### Written task
Pick out every line with the word "verified" and copy it.

### Listing
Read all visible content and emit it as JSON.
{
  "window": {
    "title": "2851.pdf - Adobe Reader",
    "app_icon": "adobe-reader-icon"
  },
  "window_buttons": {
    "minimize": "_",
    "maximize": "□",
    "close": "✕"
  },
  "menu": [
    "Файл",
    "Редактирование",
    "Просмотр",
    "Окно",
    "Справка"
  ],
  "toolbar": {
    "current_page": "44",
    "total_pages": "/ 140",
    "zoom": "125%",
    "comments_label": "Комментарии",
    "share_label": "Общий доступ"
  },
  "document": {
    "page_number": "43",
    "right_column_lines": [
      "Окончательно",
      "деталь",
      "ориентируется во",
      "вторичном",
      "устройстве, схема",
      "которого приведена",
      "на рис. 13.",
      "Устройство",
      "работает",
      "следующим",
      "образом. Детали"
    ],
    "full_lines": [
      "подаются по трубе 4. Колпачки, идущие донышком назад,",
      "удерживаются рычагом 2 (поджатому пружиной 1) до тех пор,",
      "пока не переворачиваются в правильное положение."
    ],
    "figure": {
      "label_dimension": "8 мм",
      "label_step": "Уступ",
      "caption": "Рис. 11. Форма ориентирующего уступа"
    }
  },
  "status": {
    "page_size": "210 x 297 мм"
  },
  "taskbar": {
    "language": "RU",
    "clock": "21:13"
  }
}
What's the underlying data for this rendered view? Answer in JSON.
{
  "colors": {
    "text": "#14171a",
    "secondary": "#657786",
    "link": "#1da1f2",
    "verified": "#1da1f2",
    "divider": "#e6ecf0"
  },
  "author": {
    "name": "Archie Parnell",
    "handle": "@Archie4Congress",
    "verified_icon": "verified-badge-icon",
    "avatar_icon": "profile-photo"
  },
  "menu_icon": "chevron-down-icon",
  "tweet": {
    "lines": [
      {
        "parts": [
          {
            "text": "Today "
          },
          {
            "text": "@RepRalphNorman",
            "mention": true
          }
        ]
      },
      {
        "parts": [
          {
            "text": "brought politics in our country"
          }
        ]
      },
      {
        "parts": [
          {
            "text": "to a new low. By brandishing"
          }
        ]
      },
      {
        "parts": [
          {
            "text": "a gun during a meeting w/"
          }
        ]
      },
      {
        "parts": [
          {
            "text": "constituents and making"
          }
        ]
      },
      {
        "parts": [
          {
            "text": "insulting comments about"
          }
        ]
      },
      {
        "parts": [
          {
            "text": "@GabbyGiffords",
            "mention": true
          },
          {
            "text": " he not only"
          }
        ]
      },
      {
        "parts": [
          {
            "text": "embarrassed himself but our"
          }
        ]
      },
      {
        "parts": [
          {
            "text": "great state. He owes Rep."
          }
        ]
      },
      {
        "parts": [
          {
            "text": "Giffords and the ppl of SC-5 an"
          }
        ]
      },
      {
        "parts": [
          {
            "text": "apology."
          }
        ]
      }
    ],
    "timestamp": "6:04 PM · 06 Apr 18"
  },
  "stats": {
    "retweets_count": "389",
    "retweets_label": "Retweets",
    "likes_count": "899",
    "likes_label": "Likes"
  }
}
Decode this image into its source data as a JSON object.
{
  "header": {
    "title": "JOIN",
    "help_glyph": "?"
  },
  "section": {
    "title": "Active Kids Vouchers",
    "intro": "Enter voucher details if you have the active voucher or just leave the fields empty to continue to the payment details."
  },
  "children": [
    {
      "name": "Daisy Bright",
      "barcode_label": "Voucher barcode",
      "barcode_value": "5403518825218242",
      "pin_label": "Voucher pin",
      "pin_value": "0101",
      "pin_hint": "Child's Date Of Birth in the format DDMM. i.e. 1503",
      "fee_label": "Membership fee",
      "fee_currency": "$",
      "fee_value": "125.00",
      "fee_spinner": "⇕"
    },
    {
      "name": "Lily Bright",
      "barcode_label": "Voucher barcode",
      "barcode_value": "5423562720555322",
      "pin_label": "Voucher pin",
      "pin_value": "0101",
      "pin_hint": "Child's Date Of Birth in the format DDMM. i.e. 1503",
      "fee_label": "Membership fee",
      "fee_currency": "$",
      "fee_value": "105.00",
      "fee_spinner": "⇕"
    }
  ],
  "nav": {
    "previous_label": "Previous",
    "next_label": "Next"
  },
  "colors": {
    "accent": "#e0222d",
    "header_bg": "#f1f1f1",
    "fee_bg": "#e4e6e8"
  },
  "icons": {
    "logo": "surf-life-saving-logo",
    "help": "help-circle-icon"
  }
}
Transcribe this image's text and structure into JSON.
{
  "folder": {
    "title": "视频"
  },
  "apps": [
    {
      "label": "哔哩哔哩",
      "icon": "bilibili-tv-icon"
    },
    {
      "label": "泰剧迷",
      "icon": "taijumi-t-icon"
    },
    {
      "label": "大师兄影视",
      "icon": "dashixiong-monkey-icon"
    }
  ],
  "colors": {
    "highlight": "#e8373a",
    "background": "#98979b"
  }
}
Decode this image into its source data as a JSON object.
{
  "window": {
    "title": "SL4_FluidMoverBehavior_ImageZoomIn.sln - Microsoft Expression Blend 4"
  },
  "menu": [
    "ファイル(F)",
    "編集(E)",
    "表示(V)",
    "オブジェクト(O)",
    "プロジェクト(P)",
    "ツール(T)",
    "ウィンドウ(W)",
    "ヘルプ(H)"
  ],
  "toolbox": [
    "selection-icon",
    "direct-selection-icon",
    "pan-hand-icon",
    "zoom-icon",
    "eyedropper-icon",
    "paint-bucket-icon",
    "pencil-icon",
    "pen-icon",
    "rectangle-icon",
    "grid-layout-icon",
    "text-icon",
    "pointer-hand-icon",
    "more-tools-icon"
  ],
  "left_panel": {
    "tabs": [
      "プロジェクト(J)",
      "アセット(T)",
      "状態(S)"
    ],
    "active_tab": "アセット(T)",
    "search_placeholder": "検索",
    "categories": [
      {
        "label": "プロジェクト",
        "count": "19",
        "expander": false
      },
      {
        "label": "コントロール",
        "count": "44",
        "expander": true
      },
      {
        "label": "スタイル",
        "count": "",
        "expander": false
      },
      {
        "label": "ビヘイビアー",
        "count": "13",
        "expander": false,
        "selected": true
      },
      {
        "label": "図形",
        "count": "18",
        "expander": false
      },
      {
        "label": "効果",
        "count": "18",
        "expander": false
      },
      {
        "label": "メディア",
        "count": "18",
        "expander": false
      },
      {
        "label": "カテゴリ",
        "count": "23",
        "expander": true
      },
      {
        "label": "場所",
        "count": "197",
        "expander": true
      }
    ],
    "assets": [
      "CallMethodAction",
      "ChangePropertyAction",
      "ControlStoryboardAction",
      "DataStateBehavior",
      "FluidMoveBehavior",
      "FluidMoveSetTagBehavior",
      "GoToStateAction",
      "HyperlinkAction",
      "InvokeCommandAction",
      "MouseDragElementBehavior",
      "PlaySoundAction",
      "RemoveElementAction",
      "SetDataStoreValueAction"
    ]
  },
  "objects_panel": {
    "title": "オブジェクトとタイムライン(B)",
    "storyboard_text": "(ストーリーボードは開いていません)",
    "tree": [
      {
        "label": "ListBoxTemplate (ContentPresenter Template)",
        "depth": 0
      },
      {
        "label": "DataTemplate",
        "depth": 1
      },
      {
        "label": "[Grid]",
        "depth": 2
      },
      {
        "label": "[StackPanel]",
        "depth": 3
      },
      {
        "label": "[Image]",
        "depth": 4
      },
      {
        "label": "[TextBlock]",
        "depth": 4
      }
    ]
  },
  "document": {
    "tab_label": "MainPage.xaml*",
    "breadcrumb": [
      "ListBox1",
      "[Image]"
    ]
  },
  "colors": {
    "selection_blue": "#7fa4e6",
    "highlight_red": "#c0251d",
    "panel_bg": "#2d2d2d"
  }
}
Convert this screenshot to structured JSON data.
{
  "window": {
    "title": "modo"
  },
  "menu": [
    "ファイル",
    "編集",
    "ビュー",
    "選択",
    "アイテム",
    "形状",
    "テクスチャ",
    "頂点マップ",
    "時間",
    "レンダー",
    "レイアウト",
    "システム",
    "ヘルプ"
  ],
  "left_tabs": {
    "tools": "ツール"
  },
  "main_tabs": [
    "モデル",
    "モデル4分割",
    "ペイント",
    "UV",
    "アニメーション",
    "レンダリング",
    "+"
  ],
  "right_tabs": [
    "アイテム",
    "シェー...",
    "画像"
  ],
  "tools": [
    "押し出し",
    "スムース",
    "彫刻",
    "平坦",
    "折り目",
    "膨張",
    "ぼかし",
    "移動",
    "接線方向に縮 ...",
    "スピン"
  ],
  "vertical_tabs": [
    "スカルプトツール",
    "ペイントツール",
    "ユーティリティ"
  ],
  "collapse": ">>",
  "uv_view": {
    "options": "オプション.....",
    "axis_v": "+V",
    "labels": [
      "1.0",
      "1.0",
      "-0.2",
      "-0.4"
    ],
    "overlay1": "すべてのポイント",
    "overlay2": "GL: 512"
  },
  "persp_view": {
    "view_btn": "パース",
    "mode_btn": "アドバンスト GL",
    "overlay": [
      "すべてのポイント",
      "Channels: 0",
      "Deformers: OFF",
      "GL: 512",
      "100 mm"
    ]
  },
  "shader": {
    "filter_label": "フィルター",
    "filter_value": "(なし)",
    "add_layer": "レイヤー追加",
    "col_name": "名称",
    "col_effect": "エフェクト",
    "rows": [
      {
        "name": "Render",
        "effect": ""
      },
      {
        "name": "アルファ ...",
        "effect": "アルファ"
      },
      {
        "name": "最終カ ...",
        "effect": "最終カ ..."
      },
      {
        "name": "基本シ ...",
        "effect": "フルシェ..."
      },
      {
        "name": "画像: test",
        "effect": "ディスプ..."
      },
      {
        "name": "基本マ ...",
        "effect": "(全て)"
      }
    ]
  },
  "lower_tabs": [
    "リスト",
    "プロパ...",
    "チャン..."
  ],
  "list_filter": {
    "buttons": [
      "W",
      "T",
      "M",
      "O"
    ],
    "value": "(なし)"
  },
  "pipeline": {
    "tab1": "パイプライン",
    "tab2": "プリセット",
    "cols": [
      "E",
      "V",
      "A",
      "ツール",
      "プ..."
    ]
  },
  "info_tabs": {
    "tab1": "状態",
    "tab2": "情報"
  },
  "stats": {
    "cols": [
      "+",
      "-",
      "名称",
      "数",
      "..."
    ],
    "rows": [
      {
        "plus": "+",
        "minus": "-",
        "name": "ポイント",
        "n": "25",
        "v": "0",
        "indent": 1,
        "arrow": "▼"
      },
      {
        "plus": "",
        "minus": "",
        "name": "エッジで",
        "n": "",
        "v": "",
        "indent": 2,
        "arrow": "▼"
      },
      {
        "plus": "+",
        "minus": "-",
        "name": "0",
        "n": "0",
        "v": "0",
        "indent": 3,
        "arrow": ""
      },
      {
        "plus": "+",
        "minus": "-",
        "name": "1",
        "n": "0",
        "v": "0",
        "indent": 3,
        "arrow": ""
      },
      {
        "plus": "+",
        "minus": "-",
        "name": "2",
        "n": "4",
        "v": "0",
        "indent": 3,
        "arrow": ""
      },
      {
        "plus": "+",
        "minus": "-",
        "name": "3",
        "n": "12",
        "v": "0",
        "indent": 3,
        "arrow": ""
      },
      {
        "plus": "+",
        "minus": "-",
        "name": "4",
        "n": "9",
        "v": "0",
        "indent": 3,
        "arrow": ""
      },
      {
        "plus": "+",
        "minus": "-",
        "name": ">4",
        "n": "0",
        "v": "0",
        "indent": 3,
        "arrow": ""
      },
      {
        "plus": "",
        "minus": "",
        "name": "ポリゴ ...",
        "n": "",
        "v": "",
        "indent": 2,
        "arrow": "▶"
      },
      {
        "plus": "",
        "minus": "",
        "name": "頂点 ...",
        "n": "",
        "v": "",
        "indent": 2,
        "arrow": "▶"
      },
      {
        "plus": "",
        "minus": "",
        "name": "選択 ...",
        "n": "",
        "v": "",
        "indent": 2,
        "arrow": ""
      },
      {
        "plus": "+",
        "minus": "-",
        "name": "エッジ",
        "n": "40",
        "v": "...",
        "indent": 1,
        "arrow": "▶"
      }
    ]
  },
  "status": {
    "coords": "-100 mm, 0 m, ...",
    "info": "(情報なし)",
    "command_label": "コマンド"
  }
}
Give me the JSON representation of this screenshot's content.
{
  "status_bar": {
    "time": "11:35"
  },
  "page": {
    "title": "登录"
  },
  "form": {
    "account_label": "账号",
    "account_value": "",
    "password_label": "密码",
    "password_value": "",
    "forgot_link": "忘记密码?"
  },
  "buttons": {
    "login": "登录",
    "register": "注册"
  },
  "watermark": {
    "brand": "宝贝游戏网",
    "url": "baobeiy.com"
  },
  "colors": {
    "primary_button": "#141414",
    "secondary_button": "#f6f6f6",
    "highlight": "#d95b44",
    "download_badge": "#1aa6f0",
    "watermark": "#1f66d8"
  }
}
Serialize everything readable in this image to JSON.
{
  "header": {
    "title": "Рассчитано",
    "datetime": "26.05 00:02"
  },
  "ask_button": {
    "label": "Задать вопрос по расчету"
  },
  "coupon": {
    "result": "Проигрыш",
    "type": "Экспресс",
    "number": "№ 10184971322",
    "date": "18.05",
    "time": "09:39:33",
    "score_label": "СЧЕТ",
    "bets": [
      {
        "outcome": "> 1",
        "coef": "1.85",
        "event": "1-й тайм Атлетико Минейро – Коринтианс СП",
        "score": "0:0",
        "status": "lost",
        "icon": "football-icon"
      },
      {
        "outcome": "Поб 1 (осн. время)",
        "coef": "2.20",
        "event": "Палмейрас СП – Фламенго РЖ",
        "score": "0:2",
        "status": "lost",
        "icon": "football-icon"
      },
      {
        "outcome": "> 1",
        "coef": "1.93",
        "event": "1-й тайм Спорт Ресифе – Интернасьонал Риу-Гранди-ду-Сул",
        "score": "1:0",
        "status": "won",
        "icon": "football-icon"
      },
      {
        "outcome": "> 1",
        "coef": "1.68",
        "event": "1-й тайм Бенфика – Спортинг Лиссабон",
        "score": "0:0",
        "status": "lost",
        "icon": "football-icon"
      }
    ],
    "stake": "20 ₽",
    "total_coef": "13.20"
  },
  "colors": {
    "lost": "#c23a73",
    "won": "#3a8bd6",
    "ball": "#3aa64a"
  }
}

### Written solution
    "verified": "#1da1f2",
    "verified_icon": "verified-badge-icon",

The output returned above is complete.